*Directions for this task*
Output the data word for word, dropping every image.
--- Dataset content ---
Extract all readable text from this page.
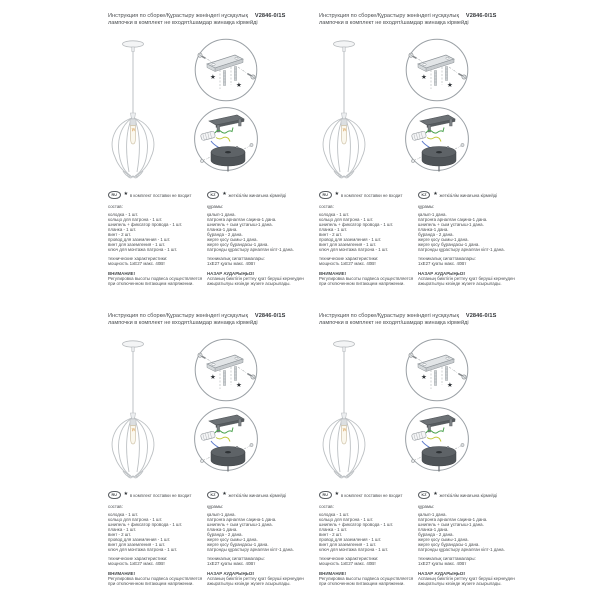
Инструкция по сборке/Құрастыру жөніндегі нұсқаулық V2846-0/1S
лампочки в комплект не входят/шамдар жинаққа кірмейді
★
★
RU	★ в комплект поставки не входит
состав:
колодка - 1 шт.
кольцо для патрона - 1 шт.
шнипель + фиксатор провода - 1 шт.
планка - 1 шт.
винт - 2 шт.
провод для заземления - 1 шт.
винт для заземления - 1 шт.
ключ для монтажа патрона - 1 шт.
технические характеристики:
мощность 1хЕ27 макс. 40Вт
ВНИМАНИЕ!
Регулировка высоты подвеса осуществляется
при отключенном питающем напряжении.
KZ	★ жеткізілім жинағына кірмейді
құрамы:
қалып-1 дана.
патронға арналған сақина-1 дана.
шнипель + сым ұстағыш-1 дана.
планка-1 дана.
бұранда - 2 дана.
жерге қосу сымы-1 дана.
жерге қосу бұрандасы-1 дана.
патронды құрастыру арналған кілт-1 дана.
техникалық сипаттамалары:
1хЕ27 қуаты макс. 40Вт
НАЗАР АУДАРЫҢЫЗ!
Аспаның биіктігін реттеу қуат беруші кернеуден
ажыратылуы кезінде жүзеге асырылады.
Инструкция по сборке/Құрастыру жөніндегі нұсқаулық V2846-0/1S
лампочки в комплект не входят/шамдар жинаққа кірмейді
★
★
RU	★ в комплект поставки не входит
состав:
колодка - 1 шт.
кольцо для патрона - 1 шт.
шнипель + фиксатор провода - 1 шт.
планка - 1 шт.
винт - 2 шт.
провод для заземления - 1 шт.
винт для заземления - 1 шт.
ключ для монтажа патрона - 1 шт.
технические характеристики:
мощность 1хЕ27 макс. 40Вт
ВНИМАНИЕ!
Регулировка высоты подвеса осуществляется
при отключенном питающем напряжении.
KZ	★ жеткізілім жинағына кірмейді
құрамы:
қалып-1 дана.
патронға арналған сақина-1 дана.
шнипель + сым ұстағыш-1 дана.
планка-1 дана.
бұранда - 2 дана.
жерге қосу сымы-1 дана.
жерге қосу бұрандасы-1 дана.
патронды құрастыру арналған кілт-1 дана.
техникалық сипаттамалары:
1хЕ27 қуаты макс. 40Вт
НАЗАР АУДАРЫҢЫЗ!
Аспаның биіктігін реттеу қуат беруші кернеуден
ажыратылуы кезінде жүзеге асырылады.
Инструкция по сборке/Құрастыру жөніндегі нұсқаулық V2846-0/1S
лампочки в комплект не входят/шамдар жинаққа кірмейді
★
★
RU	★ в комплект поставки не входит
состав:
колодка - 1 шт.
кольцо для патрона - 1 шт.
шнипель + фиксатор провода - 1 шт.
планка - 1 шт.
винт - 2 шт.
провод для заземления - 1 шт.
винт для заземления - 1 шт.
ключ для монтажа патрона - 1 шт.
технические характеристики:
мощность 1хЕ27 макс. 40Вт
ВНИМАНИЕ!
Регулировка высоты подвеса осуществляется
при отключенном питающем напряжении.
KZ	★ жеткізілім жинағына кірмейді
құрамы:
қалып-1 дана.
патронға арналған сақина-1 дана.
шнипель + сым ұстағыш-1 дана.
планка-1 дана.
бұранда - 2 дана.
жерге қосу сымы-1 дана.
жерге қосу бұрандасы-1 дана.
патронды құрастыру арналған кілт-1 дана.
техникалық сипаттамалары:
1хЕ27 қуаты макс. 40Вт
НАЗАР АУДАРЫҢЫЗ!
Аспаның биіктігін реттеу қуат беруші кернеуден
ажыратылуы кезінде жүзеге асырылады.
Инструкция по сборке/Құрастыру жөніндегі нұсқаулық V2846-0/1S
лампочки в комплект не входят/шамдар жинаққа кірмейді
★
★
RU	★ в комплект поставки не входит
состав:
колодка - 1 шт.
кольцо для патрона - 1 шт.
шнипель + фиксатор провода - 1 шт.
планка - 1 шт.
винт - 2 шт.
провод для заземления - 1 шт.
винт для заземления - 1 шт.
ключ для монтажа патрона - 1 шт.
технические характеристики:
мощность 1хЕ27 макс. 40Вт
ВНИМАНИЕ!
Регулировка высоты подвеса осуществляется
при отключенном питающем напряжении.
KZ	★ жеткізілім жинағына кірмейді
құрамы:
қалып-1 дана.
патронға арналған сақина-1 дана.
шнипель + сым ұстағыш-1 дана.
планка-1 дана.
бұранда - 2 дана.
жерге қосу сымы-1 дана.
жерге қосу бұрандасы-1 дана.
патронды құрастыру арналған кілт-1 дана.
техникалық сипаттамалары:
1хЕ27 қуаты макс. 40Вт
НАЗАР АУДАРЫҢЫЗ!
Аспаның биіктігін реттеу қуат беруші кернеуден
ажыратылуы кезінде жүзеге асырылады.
---
*Answer in full*
Extract all readable text from this page.
Инструкция по сборке/Құрастыру жөніндегі нұсқаулық V2846-0/1S
лампочки в комплект не входят/шамдар жинаққа кірмейді
★
★
RU	★ в комплект поставки не входит
состав:
колодка - 1 шт.
кольцо для патрона - 1 шт.
шнипель + фиксатор провода - 1 шт.
планка - 1 шт.
винт - 2 шт.
провод для заземления - 1 шт.
винт для заземления - 1 шт.
ключ для монтажа патрона - 1 шт.
технические характеристики:
мощность 1хЕ27 макс. 40Вт
ВНИМАНИЕ!
Регулировка высоты подвеса осуществляется
при отключенном питающем напряжении.
KZ	★ жеткізілім жинағына кірмейді
құрамы:
қалып-1 дана.
патронға арналған сақина-1 дана.
шнипель + сым ұстағыш-1 дана.
планка-1 дана.
бұранда - 2 дана.
жерге қосу сымы-1 дана.
жерге қосу бұрандасы-1 дана.
патронды құрастыру арналған кілт-1 дана.
техникалық сипаттамалары:
1хЕ27 қуаты макс. 40Вт
НАЗАР АУДАРЫҢЫЗ!
Аспаның биіктігін реттеу қуат беруші кернеуден
ажыратылуы кезінде жүзеге асырылады.
Инструкция по сборке/Құрастыру жөніндегі нұсқаулық V2846-0/1S
лампочки в комплект не входят/шамдар жинаққа кірмейді
★
★
RU	★ в комплект поставки не входит
состав:
колодка - 1 шт.
кольцо для патрона - 1 шт.
шнипель + фиксатор провода - 1 шт.
планка - 1 шт.
винт - 2 шт.
провод для заземления - 1 шт.
винт для заземления - 1 шт.
ключ для монтажа патрона - 1 шт.
технические характеристики:
мощность 1хЕ27 макс. 40Вт
ВНИМАНИЕ!
Регулировка высоты подвеса осуществляется
при отключенном питающем напряжении.
KZ	★ жеткізілім жинағына кірмейді
құрамы:
қалып-1 дана.
патронға арналған сақина-1 дана.
шнипель + сым ұстағыш-1 дана.
планка-1 дана.
бұранда - 2 дана.
жерге қосу сымы-1 дана.
жерге қосу бұрандасы-1 дана.
патронды құрастыру арналған кілт-1 дана.
техникалық сипаттамалары:
1хЕ27 қуаты макс. 40Вт
НАЗАР АУДАРЫҢЫЗ!
Аспаның биіктігін реттеу қуат беруші кернеуден
ажыратылуы кезінде жүзеге асырылады.
Инструкция по сборке/Құрастыру жөніндегі нұсқаулық V2846-0/1S
лампочки в комплект не входят/шамдар жинаққа кірмейді
★
★
RU	★ в комплект поставки не входит
состав:
колодка - 1 шт.
кольцо для патрона - 1 шт.
шнипель + фиксатор провода - 1 шт.
планка - 1 шт.
винт - 2 шт.
провод для заземления - 1 шт.
винт для заземления - 1 шт.
ключ для монтажа патрона - 1 шт.
технические характеристики:
мощность 1хЕ27 макс. 40Вт
ВНИМАНИЕ!
Регулировка высоты подвеса осуществляется
при отключенном питающем напряжении.
KZ	★ жеткізілім жинағына кірмейді
құрамы:
қалып-1 дана.
патронға арналған сақина-1 дана.
шнипель + сым ұстағыш-1 дана.
планка-1 дана.
бұранда - 2 дана.
жерге қосу сымы-1 дана.
жерге қосу бұрандасы-1 дана.
патронды құрастыру арналған кілт-1 дана.
техникалық сипаттамалары:
1хЕ27 қуаты макс. 40Вт
НАЗАР АУДАРЫҢЫЗ!
Аспаның биіктігін реттеу қуат беруші кернеуден
ажыратылуы кезінде жүзеге асырылады.
Инструкция по сборке/Құрастыру жөніндегі нұсқаулық V2846-0/1S
лампочки в комплект не входят/шамдар жинаққа кірмейді
★
★
RU	★ в комплект поставки не входит
состав:
колодка - 1 шт.
кольцо для патрона - 1 шт.
шнипель + фиксатор провода - 1 шт.
планка - 1 шт.
винт - 2 шт.
провод для заземления - 1 шт.
винт для заземления - 1 шт.
ключ для монтажа патрона - 1 шт.
технические характеристики:
мощность 1хЕ27 макс. 40Вт
ВНИМАНИЕ!
Регулировка высоты подвеса осуществляется
при отключенном питающем напряжении.
KZ	★ жеткізілім жинағына кірмейді
құрамы:
қалып-1 дана.
патронға арналған сақина-1 дана.
шнипель + сым ұстағыш-1 дана.
планка-1 дана.
бұранда - 2 дана.
жерге қосу сымы-1 дана.
жерге қосу бұрандасы-1 дана.
патронды құрастыру арналған кілт-1 дана.
техникалық сипаттамалары:
1хЕ27 қуаты макс. 40Вт
НАЗАР АУДАРЫҢЫЗ!
Аспаның биіктігін реттеу қуат беруші кернеуден
ажыратылуы кезінде жүзеге асырылады.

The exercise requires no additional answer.